─── Supplied entries ───
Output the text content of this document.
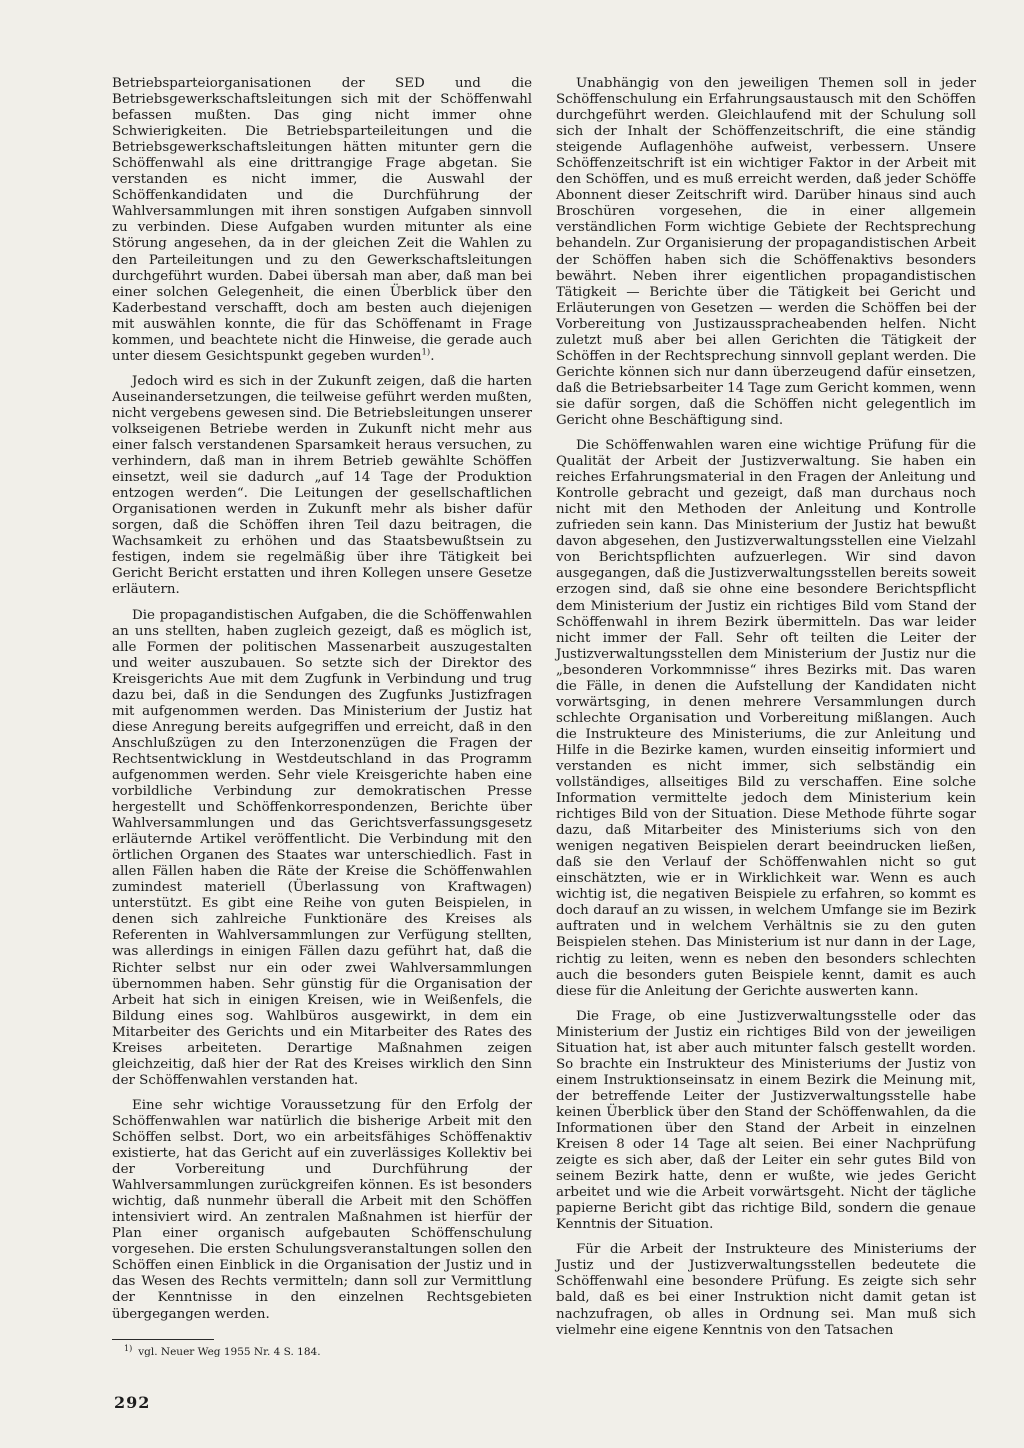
Betriebsparteiorganisationen der SED und die Betriebsgewerkschaftsleitungen sich mit der Schöffenwahl befassen mußten. Das ging nicht immer ohne Schwierigkeiten. Die Betriebsparteileitungen und die Betriebsgewerkschaftsleitungen hätten mitunter gern die Schöffenwahl als eine drittrangige Frage abgetan. Sie verstanden es nicht immer, die Auswahl der Schöffenkandidaten und die Durchführung der Wahlversammlungen mit ihren sonstigen Aufgaben sinnvoll zu verbinden. Diese Aufgaben wurden mitunter als eine Störung angesehen, da in der gleichen Zeit die Wahlen zu den Parteileitungen und zu den Gewerkschaftsleitungen durchgeführt wurden. Dabei übersah man aber, daß man bei einer solchen Gelegenheit, die einen Überblick über den Kaderbestand verschafft, doch am besten auch diejenigen mit auswählen konnte, die für das Schöffenamt in Frage kommen, und beachtete nicht die Hinweise, die gerade auch unter diesem Gesichtspunkt gegeben wurden$^{1)}$.

Jedoch wird es sich in der Zukunft zeigen, daß die harten Auseinandersetzungen, die teilweise geführt werden mußten, nicht vergebens gewesen sind. Die Betriebsleitungen unserer volkseigenen Betriebe werden in Zukunft nicht mehr aus einer falsch verstandenen Sparsamkeit heraus versuchen, zu verhindern, daß man in ihrem Betrieb gewählte Schöffen einsetzt, weil sie dadurch „auf 14 Tage der Produktion entzogen werden“. Die Leitungen der gesellschaftlichen Organisationen werden in Zukunft mehr als bisher dafür sorgen, daß die Schöffen ihren Teil dazu beitragen, die Wachsamkeit zu erhöhen und das Staatsbewußtsein zu festigen, indem sie regelmäßig über ihre Tätigkeit bei Gericht Bericht erstatten und ihren Kollegen unsere Gesetze erläutern.

Die propagandistischen Aufgaben, die die Schöffenwahlen an uns stellten, haben zugleich gezeigt, daß es möglich ist, alle Formen der politischen Massenarbeit auszugestalten und weiter auszubauen. So setzte sich der Direktor des Kreisgerichts Aue mit dem Zugfunk in Verbindung und trug dazu bei, daß in die Sendungen des Zugfunks Justizfragen mit aufgenommen werden. Das Ministerium der Justiz hat diese Anregung bereits aufgegriffen und erreicht, daß in den Anschlußzügen zu den Interzonenzügen die Fragen der Rechtsentwicklung in Westdeutschland in das Programm aufgenommen werden. Sehr viele Kreisgerichte haben eine vorbildliche Verbindung zur demokratischen Presse hergestellt und Schöffenkorrespondenzen, Berichte über Wahlversammlungen und das Gerichtsverfassungsgesetz erläuternde Artikel veröffentlicht. Die Verbindung mit den örtlichen Organen des Staates war unterschiedlich. Fast in allen Fällen haben die Räte der Kreise die Schöffenwahlen zumindest materiell (Überlassung von Kraftwagen) unterstützt. Es gibt eine Reihe von guten Beispielen, in denen sich zahlreiche Funktionäre des Kreises als Referenten in Wahlversammlungen zur Verfügung stellten, was allerdings in einigen Fällen dazu geführt hat, daß die Richter selbst nur ein oder zwei Wahlversammlungen übernommen haben. Sehr günstig für die Organisation der Arbeit hat sich in einigen Kreisen, wie in Weißenfels, die Bildung eines sog. Wahlbüros ausgewirkt, in dem ein Mitarbeiter des Gerichts und ein Mitarbeiter des Rates des Kreises arbeiteten. Derartige Maßnahmen zeigen gleichzeitig, daß hier der Rat des Kreises wirklich den Sinn der Schöffenwahlen verstanden hat.

Eine sehr wichtige Voraussetzung für den Erfolg der Schöffenwahlen war natürlich die bisherige Arbeit mit den Schöffen selbst. Dort, wo ein arbeitsfähiges Schöffenaktiv existierte, hat das Gericht auf ein zuverlässiges Kollektiv bei der Vorbereitung und Durchführung der Wahlversammlungen zurückgreifen können. Es ist besonders wichtig, daß nunmehr überall die Arbeit mit den Schöffen intensiviert wird. An zentralen Maßnahmen ist hierfür der Plan einer organisch aufgebauten Schöffenschulung vorgesehen. Die ersten Schulungsveranstaltungen sollen den Schöffen einen Einblick in die Organisation der Justiz und in das Wesen des Rechts vermitteln; dann soll zur Vermittlung der Kenntnisse in den einzelnen Rechtsgebieten übergegangen werden.

Unabhängig von den jeweiligen Themen soll in jeder Schöffenschulung ein Erfahrungsaustausch mit den Schöffen durchgeführt werden. Gleichlaufend mit der Schulung soll sich der Inhalt der Schöffenzeitschrift, die eine ständig steigende Auflagenhöhe aufweist, verbessern. Unsere Schöffenzeitschrift ist ein wichtiger Faktor in der Arbeit mit den Schöffen, und es muß erreicht werden, daß jeder Schöffe Abonnent dieser Zeitschrift wird. Darüber hinaus sind auch Broschüren vorgesehen, die in einer allgemein verständlichen Form wichtige Gebiete der Rechtsprechung behandeln. Zur Organisierung der propagandistischen Arbeit der Schöffen haben sich die Schöffenaktivs besonders bewährt. Neben ihrer eigentlichen propagandistischen Tätigkeit — Berichte über die Tätigkeit bei Gericht und Erläuterungen von Gesetzen — werden die Schöffen bei der Vorbereitung von Justizausspracheabenden helfen. Nicht zuletzt muß aber bei allen Gerichten die Tätigkeit der Schöffen in der Rechtsprechung sinnvoll geplant werden. Die Gerichte können sich nur dann überzeugend dafür einsetzen, daß die Betriebsarbeiter 14 Tage zum Gericht kommen, wenn sie dafür sorgen, daß die Schöffen nicht gelegentlich im Gericht ohne Beschäftigung sind.

Die Schöffenwahlen waren eine wichtige Prüfung für die Qualität der Arbeit der Justizverwaltung. Sie haben ein reiches Erfahrungsmaterial in den Fragen der Anleitung und Kontrolle gebracht und gezeigt, daß man durchaus noch nicht mit den Methoden der Anleitung und Kontrolle zufrieden sein kann. Das Ministerium der Justiz hat bewußt davon abgesehen, den Justizverwaltungsstellen eine Vielzahl von Berichtspflichten aufzuerlegen. Wir sind davon ausgegangen, daß die Justizverwaltungsstellen bereits soweit erzogen sind, daß sie ohne eine besondere Berichtspflicht dem Ministerium der Justiz ein richtiges Bild vom Stand der Schöffenwahl in ihrem Bezirk übermitteln. Das war leider nicht immer der Fall. Sehr oft teilten die Leiter der Justizverwaltungsstellen dem Ministerium der Justiz nur die „besonderen Vorkommnisse“ ihres Bezirks mit. Das waren die Fälle, in denen die Aufstellung der Kandidaten nicht vorwärtsging, in denen mehrere Versammlungen durch schlechte Organisation und Vorbereitung mißlangen. Auch die Instrukteure des Ministeriums, die zur Anleitung und Hilfe in die Bezirke kamen, wurden einseitig informiert und verstanden es nicht immer, sich selbständig ein vollständiges, allseitiges Bild zu verschaffen. Eine solche Information vermittelte jedoch dem Ministerium kein richtiges Bild von der Situation. Diese Methode führte sogar dazu, daß Mitarbeiter des Ministeriums sich von den wenigen negativen Beispielen derart beeindrucken ließen, daß sie den Verlauf der Schöffenwahlen nicht so gut einschätzten, wie er in Wirklichkeit war. Wenn es auch wichtig ist, die negativen Beispiele zu erfahren, so kommt es doch darauf an zu wissen, in welchem Umfange sie im Bezirk auftraten und in welchem Verhältnis sie zu den guten Beispielen stehen. Das Ministerium ist nur dann in der Lage, richtig zu leiten, wenn es neben den besonders schlechten auch die besonders guten Beispiele kennt, damit es auch diese für die Anleitung der Gerichte auswerten kann.

Die Frage, ob eine Justizverwaltungsstelle oder das Ministerium der Justiz ein richtiges Bild von der jeweiligen Situation hat, ist aber auch mitunter falsch gestellt worden. So brachte ein Instrukteur des Ministeriums der Justiz von einem Instruktionseinsatz in einem Bezirk die Meinung mit, der betreffende Leiter der Justizverwaltungsstelle habe keinen Überblick über den Stand der Schöffenwahlen, da die Informationen über den Stand der Arbeit in einzelnen Kreisen 8 oder 14 Tage alt seien. Bei einer Nachprüfung zeigte es sich aber, daß der Leiter ein sehr gutes Bild von seinem Bezirk hatte, denn er wußte, wie jedes Gericht arbeitet und wie die Arbeit vorwärtsgeht. Nicht der tägliche papierne Bericht gibt das richtige Bild, sondern die genaue Kenntnis der Situation.

Für die Arbeit der Instrukteure des Ministeriums der Justiz und der Justizverwaltungsstellen bedeutete die Schöffenwahl eine besondere Prüfung. Es zeigte sich sehr bald, daß es bei einer Instruktion nicht damit getan ist nachzufragen, ob alles in Ordnung sei. Man muß sich vielmehr eine eigene Kenntnis von den Tatsachen

$^{1)}$ vgl. Neuer Weg 1955 Nr. 4 S. 184.
292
───
Where in the records does the string "zeigte" appear? Copy every line that has it.

● Result below
Die Frage, ob eine Justizverwaltungsstelle oder das Ministerium der Justiz ein richtiges Bild von der jeweiligen Situation hat, ist aber auch mitunter falsch gestellt worden. So brachte ein Instrukteur des Ministeriums der Justiz von einem Instruktionseinsatz in einem Bezirk die Meinung mit, der betreffende Leiter der Justizverwaltungsstelle habe keinen Überblick über den Stand der Schöffenwahlen, da die Informationen über den Stand der Arbeit in einzelnen Kreisen 8 oder 14 Tage alt seien. Bei einer Nachprüfung zeigte es sich aber, daß der Leiter ein sehr gutes Bild von seinem Bezirk hatte, denn er wußte, wie jedes Gericht arbeitet und wie die Arbeit vorwärtsgeht. Nicht der tägliche papierne Bericht gibt das richtige Bild, sondern die genaue Kenntnis der Situation.
Für die Arbeit der Instrukteure des Ministeriums der Justiz und der Justizverwaltungsstellen bedeutete die Schöffenwahl eine besondere Prüfung. Es zeigte sich sehr bald, daß es bei einer Instruktion nicht damit getan ist nachzufragen, ob alles in Ordnung sei. Man muß sich vielmehr eine eigene Kenntnis von den Tatsachen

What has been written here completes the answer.